■ WHAT NEEDS TO BE DONE:
Write out the material exactly, leaving every picture behind.

■ RECORDS SUPPLIED:
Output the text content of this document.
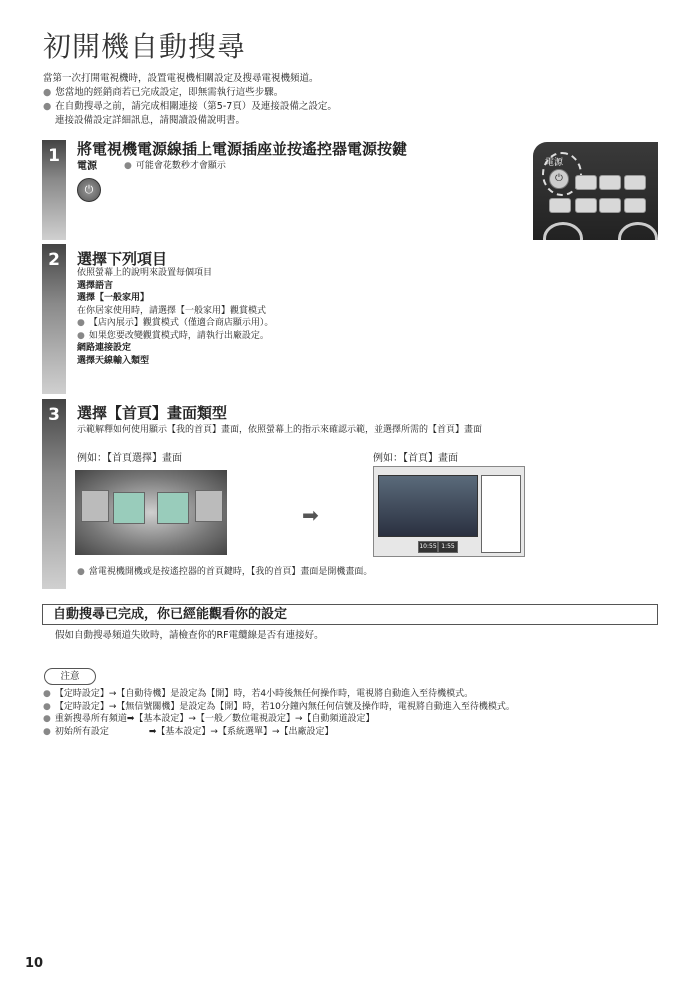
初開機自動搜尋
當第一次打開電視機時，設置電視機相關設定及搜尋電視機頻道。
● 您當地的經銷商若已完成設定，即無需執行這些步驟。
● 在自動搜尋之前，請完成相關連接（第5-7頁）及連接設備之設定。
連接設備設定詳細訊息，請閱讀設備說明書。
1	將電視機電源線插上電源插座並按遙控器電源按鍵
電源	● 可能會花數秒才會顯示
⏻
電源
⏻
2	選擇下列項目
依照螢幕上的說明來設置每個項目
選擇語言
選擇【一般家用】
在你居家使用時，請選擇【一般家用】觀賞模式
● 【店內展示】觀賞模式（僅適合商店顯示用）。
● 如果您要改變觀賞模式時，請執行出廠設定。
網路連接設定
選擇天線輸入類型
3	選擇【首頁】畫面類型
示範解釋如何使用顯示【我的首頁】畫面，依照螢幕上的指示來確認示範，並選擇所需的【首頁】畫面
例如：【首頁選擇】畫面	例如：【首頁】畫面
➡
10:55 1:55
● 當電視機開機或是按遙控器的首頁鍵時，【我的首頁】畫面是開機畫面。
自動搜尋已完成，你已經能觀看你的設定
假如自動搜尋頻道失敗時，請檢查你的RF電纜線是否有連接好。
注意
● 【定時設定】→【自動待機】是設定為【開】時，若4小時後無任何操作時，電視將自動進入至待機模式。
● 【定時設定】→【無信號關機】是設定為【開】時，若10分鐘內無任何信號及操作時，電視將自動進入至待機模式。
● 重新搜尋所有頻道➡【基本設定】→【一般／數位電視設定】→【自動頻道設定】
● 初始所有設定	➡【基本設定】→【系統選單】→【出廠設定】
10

■ THE REPLY:
Output the text content of this document.
初開機自動搜尋
當第一次打開電視機時，設置電視機相關設定及搜尋電視機頻道。
● 您當地的經銷商若已完成設定，即無需執行這些步驟。
● 在自動搜尋之前，請完成相關連接（第5-7頁）及連接設備之設定。
連接設備設定詳細訊息，請閱讀設備說明書。
1	將電視機電源線插上電源插座並按遙控器電源按鍵
電源	● 可能會花數秒才會顯示
⏻
電源
⏻
2	選擇下列項目
依照螢幕上的說明來設置每個項目
選擇語言
選擇【一般家用】
在你居家使用時，請選擇【一般家用】觀賞模式
● 【店內展示】觀賞模式（僅適合商店顯示用）。
● 如果您要改變觀賞模式時，請執行出廠設定。
網路連接設定
選擇天線輸入類型
3	選擇【首頁】畫面類型
示範解釋如何使用顯示【我的首頁】畫面，依照螢幕上的指示來確認示範，並選擇所需的【首頁】畫面
例如：【首頁選擇】畫面	例如：【首頁】畫面
➡
10:55 1:55
● 當電視機開機或是按遙控器的首頁鍵時，【我的首頁】畫面是開機畫面。
自動搜尋已完成，你已經能觀看你的設定
假如自動搜尋頻道失敗時，請檢查你的RF電纜線是否有連接好。
注意
● 【定時設定】→【自動待機】是設定為【開】時，若4小時後無任何操作時，電視將自動進入至待機模式。
● 【定時設定】→【無信號關機】是設定為【開】時，若10分鐘內無任何信號及操作時，電視將自動進入至待機模式。
● 重新搜尋所有頻道➡【基本設定】→【一般／數位電視設定】→【自動頻道設定】
● 初始所有設定	➡【基本設定】→【系統選單】→【出廠設定】
10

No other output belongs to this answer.